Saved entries

%%

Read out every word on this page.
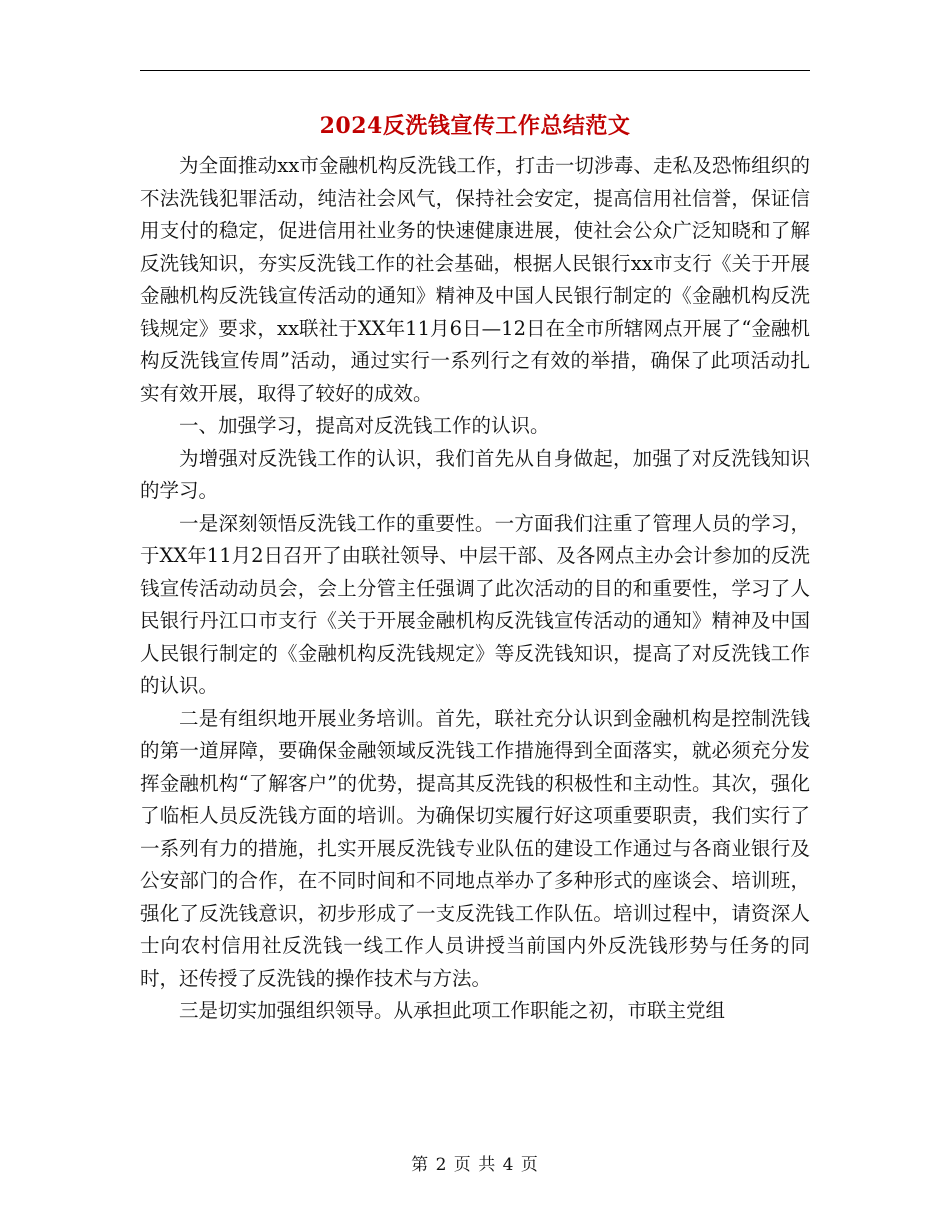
2024反洗钱宣传工作总结范文

为全面推动xx市金融机构反洗钱工作，打击一切涉毒、走私及恐怖组织的不法洗钱犯罪活动，纯洁社会风气，保持社会安定，提高信用社信誉，保证信用支付的稳定，促进信用社业务的快速健康进展，使社会公众广泛知晓和了解反洗钱知识，夯实反洗钱工作的社会基础，根据人民银行xx市支行《关于开展金融机构反洗钱宣传活动的通知》精神及中国人民银行制定的《金融机构反洗钱规定》要求，xx联社于XX年11月6日—12日在全市所辖网点开展了“金融机构反洗钱宣传周”活动，通过实行一系列行之有效的举措，确保了此项活动扎实有效开展，取得了较好的成效。

一、加强学习，提高对反洗钱工作的认识。

为增强对反洗钱工作的认识，我们首先从自身做起，加强了对反洗钱知识的学习。

一是深刻领悟反洗钱工作的重要性。一方面我们注重了管理人员的学习，于XX年11月2日召开了由联社领导、中层干部、及各网点主办会计参加的反洗钱宣传活动动员会，会上分管主任强调了此次活动的目的和重要性，学习了人民银行丹江口市支行《关于开展金融机构反洗钱宣传活动的通知》精神及中国人民银行制定的《金融机构反洗钱规定》等反洗钱知识，提高了对反洗钱工作的认识。

二是有组织地开展业务培训。首先，联社充分认识到金融机构是控制洗钱的第一道屏障，要确保金融领域反洗钱工作措施得到全面落实，就必须充分发挥金融机构“了解客户”的优势，提高其反洗钱的积极性和主动性。其次，强化了临柜人员反洗钱方面的培训。为确保切实履行好这项重要职责，我们实行了一系列有力的措施，扎实开展反洗钱专业队伍的建设工作通过与各商业银行及公安部门的合作，在不同时间和不同地点举办了多种形式的座谈会、培训班，强化了反洗钱意识，初步形成了一支反洗钱工作队伍。培训过程中，请资深人士向农村信用社反洗钱一线工作人员讲授当前国内外反洗钱形势与任务的同时，还传授了反洗钱的操作技术与方法。

三是切实加强组织领导。从承担此项工作职能之初，市联主党组

第 2 页 共 4 页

%%

Copy the entries above faithfully and omit every image.

Read out every word on this page.
2024反洗钱宣传工作总结范文

为全面推动xx市金融机构反洗钱工作，打击一切涉毒、走私及恐怖组织的不法洗钱犯罪活动，纯洁社会风气，保持社会安定，提高信用社信誉，保证信用支付的稳定，促进信用社业务的快速健康进展，使社会公众广泛知晓和了解反洗钱知识，夯实反洗钱工作的社会基础，根据人民银行xx市支行《关于开展金融机构反洗钱宣传活动的通知》精神及中国人民银行制定的《金融机构反洗钱规定》要求，xx联社于XX年11月6日—12日在全市所辖网点开展了“金融机构反洗钱宣传周”活动，通过实行一系列行之有效的举措，确保了此项活动扎实有效开展，取得了较好的成效。

一、加强学习，提高对反洗钱工作的认识。

为增强对反洗钱工作的认识，我们首先从自身做起，加强了对反洗钱知识的学习。

一是深刻领悟反洗钱工作的重要性。一方面我们注重了管理人员的学习，于XX年11月2日召开了由联社领导、中层干部、及各网点主办会计参加的反洗钱宣传活动动员会，会上分管主任强调了此次活动的目的和重要性，学习了人民银行丹江口市支行《关于开展金融机构反洗钱宣传活动的通知》精神及中国人民银行制定的《金融机构反洗钱规定》等反洗钱知识，提高了对反洗钱工作的认识。

二是有组织地开展业务培训。首先，联社充分认识到金融机构是控制洗钱的第一道屏障，要确保金融领域反洗钱工作措施得到全面落实，就必须充分发挥金融机构“了解客户”的优势，提高其反洗钱的积极性和主动性。其次，强化了临柜人员反洗钱方面的培训。为确保切实履行好这项重要职责，我们实行了一系列有力的措施，扎实开展反洗钱专业队伍的建设工作通过与各商业银行及公安部门的合作，在不同时间和不同地点举办了多种形式的座谈会、培训班，强化了反洗钱意识，初步形成了一支反洗钱工作队伍。培训过程中，请资深人士向农村信用社反洗钱一线工作人员讲授当前国内外反洗钱形势与任务的同时，还传授了反洗钱的操作技术与方法。

三是切实加强组织领导。从承担此项工作职能之初，市联主党组

第 2 页 共 4 页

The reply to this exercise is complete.